*** Opening of Material supplied ***

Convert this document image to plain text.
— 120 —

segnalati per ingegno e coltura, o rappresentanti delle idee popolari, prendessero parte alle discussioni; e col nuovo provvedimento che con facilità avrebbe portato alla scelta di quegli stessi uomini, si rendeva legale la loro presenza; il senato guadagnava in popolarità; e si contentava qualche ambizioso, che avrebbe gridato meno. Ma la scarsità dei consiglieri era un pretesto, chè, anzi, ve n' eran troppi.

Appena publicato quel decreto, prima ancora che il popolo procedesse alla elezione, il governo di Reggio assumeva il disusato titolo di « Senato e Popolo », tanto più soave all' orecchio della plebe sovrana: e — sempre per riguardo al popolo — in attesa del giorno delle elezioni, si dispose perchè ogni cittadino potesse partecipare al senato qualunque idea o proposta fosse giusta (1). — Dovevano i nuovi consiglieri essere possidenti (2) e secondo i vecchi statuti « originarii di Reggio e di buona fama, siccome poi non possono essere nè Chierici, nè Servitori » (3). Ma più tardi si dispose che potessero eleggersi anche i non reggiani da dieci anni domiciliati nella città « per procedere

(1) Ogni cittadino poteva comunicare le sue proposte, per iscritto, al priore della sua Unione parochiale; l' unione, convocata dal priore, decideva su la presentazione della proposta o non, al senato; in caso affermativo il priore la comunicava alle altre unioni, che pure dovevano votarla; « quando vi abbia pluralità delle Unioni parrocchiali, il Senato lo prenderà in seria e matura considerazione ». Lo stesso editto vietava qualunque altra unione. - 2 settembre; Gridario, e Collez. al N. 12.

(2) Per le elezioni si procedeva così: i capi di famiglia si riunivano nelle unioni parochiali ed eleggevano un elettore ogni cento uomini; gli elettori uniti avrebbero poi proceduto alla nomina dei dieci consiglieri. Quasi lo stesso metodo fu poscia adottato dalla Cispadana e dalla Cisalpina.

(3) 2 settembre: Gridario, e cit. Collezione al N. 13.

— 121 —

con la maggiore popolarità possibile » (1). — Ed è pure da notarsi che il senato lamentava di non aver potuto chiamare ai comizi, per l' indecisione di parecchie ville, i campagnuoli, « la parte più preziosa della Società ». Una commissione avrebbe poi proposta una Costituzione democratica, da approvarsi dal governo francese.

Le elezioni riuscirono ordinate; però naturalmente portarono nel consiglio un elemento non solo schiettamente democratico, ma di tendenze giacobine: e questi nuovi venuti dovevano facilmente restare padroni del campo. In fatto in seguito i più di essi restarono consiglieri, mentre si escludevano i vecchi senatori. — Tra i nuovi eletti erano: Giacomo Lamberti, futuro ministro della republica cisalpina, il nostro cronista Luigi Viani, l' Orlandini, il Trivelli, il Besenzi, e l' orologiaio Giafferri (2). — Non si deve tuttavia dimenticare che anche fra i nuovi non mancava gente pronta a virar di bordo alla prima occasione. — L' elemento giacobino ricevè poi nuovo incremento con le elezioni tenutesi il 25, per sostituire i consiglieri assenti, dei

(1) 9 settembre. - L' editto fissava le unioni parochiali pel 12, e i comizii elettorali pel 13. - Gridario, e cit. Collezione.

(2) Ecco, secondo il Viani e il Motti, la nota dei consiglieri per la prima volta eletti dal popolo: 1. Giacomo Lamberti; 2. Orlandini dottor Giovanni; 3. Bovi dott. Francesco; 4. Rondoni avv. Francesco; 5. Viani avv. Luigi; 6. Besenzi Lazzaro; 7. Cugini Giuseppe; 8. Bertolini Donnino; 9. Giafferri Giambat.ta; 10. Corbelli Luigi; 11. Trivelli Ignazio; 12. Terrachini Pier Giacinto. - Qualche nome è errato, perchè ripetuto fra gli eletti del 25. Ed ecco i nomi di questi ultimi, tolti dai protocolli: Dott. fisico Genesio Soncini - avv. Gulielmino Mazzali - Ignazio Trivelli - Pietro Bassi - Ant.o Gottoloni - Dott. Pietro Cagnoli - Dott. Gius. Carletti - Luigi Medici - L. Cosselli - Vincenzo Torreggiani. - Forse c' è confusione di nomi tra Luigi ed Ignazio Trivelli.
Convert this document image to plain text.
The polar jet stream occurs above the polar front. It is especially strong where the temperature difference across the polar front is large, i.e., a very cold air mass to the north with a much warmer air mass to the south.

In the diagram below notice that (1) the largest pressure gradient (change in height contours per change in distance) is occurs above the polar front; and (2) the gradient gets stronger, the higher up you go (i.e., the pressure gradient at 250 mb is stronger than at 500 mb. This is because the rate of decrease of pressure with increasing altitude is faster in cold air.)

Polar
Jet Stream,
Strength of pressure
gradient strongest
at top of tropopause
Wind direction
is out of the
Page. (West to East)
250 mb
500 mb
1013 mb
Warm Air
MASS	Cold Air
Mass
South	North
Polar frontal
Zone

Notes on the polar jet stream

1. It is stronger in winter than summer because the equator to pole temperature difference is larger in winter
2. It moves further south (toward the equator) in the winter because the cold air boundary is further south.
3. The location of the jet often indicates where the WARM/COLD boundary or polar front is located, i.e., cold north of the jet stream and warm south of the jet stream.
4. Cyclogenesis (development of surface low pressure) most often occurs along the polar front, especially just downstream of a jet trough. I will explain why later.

*** Close of Material supplied ***

◆ About this task ◆
Check every line of the data above for the string "stesso", and copy those that have it.

◆ Solved exercise ◆
(1) Ogni cittadino poteva comunicare le sue proposte, per iscritto, al priore della sua Unione parochiale; l' unione, convocata dal priore, decideva su la presentazione della proposta o non, al senato; in caso affermativo il priore la comunicava alle altre unioni, che pure dovevano votarla; « quando vi abbia pluralità delle Unioni parrocchiali, il Senato lo prenderà in seria e matura considerazione ». Lo stesso editto vietava qualunque altra unione. - 2 settembre; Gridario, e Collez. al N. 12.
(2) Per le elezioni si procedeva così: i capi di famiglia si riunivano nelle unioni parochiali ed eleggevano un elettore ogni cento uomini; gli elettori uniti avrebbero poi proceduto alla nomina dei dieci consiglieri. Quasi lo stesso metodo fu poscia adottato dalla Cispadana e dalla Cisalpina.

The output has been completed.